> [THE REQUEST]: Please retype everything in the memory leak text from "The last heap" down to "MB unaccounted for.", word for word.

That said, things probably look worse than they really are. Our new parser is event based: the parse method accepts a configuration object that contains only a callback, which is called every time a new row is extracted from the sheet. For our sample application, the callback is only a very naive proof of concept. I suspect there are plenty opportunities to make the parse tree builder smarter and the parse tree smaller.
The last heap snapshot was taken after the parse. At this point, the parse tree, the workbook object, and the XML string went out of scope. But we are still looking at a heap snapshot of more than 40 MB! This is bad news: we really should be back at something close to heap snapshot 1. So, there's about 34 MB unaccounted for.

In the screenshot, you can also see what's hogging the memory: in the top right pane, we find our XML document string, which indeed accounts for the retained 34 MB of memory. In the bottom right pane, we can see who's still referencing it: it's some property called parent of sliced string @15298471. And these are referenced twice in some array, which is referenced by something called regexp_last_match_info in the native context.

Memory Leak, Explained

Now, what I think we're looking at is the lastMatch property of the global built-in RegExp-object.

If you're not familiar with JavaScript regular expressions, it might be helpful to consider exactly how our parser uses them. We're using code like this:

function parse(){
  //regular expression to match a <row> start-tag.
  var regexp = /<row\s([^>]+)\s*>/g;

  var match, data, xml = "...this is our huge XML document, loaded into a JavaScript String...";

  match = regexp.exec(xml);
  if (match) {

    //...do something with matched substrings contained as array elements in match...

> [DATA LINES]:
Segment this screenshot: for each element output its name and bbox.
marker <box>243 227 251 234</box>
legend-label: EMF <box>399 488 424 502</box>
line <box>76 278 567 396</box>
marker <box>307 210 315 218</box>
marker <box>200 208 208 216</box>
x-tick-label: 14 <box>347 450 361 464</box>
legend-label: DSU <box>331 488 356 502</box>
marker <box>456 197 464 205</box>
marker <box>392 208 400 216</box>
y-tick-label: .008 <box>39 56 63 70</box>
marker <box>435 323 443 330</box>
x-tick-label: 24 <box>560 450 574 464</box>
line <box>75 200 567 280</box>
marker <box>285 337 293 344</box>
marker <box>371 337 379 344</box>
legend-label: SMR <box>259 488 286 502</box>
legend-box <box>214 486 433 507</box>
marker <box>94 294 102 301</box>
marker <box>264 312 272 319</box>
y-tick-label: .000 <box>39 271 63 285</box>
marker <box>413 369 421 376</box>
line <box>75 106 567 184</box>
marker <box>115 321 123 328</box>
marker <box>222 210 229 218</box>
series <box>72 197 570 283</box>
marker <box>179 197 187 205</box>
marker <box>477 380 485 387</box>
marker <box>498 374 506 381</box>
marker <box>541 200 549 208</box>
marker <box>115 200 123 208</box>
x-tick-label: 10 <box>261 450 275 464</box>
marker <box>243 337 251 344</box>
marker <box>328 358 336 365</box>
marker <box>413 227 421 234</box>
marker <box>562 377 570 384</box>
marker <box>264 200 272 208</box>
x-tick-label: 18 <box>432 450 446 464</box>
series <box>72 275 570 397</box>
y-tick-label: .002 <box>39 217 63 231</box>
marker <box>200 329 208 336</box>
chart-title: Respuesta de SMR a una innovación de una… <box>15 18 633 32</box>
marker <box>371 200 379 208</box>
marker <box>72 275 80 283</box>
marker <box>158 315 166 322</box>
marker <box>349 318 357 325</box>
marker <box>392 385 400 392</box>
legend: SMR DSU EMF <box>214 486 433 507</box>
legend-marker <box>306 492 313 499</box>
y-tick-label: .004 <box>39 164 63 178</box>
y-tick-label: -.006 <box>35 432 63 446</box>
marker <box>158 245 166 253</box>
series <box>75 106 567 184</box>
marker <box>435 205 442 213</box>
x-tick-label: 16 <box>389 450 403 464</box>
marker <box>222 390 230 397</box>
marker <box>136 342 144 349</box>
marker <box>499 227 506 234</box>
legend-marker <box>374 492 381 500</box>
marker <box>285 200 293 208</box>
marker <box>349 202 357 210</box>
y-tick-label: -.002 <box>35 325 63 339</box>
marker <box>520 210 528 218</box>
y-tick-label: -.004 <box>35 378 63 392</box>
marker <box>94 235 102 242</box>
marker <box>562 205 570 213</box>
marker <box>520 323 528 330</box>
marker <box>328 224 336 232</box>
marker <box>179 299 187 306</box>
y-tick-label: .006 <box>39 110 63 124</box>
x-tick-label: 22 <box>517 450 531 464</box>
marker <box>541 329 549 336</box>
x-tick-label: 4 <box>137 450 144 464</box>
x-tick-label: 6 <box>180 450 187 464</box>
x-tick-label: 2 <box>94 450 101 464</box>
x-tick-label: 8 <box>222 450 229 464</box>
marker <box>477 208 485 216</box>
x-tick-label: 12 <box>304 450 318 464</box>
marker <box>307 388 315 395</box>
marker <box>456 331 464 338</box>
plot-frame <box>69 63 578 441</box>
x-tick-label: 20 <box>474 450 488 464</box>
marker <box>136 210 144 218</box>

> [SOLUTION FOR THIS PROBLEM]:
The last heap snapshot was taken after the parse. At this point, the parse tree, the workbook object, and the XML string went out of scope. But we are still looking at a heap snapshot of more than 40 MB! This is bad news: we really should be back at something close to heap snapshot 1. So, there's about 34 MB unaccounted for.